Copy out the material below in full, but not its images.
==== Data supplied ====
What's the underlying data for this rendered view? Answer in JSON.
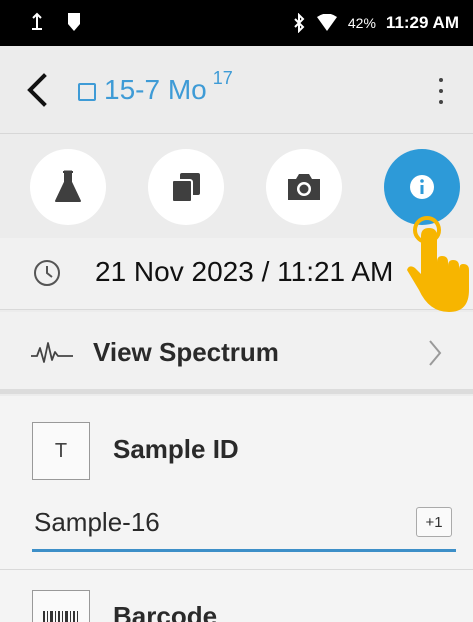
{
  "status_bar": {
    "battery_percent": "42%",
    "time": "11:29 AM",
    "icons": [
      "usb-icon",
      "shield-icon",
      "bluetooth-icon",
      "wifi-icon"
    ]
  },
  "app_bar": {
    "title": "15-7 Mo",
    "superscript": "17",
    "icons": [
      "back-arrow-icon",
      "square-icon",
      "more-vertical-icon"
    ]
  },
  "actions": [
    {
      "name": "flask-icon",
      "active": false
    },
    {
      "name": "copy-icon",
      "active": false
    },
    {
      "name": "camera-icon",
      "active": true
    },
    {
      "name": "info-icon",
      "active": true
    }
  ],
  "timestamp": {
    "text": "21 Nov 2023 / 11:21 AM"
  },
  "spectrum": {
    "label": "View Spectrum"
  },
  "sample_id": {
    "badge": "T",
    "label": "Sample ID",
    "value": "Sample-16",
    "increment": "+1"
  },
  "barcode": {
    "label": "Barcode"
  },
  "colors": {
    "accent": "#2d9ad8",
    "title": "#3e9bd6",
    "input_underline": "#3d8fc8",
    "pointer": "#f7b500"
  }
}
====
### [Final answer]
What's the underlying data for this rendered view? Answer in JSON.
{
  "status_bar": {
    "battery_percent": "42%",
    "time": "11:29 AM",
    "icons": [
      "usb-icon",
      "shield-icon",
      "bluetooth-icon",
      "wifi-icon"
    ]
  },
  "app_bar": {
    "title": "15-7 Mo",
    "superscript": "17",
    "icons": [
      "back-arrow-icon",
      "square-icon",
      "more-vertical-icon"
    ]
  },
  "actions": [
    {
      "name": "flask-icon",
      "active": false
    },
    {
      "name": "copy-icon",
      "active": false
    },
    {
      "name": "camera-icon",
      "active": true
    },
    {
      "name": "info-icon",
      "active": true
    }
  ],
  "timestamp": {
    "text": "21 Nov 2023 / 11:21 AM"
  },
  "spectrum": {
    "label": "View Spectrum"
  },
  "sample_id": {
    "badge": "T",
    "label": "Sample ID",
    "value": "Sample-16",
    "increment": "+1"
  },
  "barcode": {
    "label": "Barcode"
  },
  "colors": {
    "accent": "#2d9ad8",
    "title": "#3e9bd6",
    "input_underline": "#3d8fc8",
    "pointer": "#f7b500"
  }
}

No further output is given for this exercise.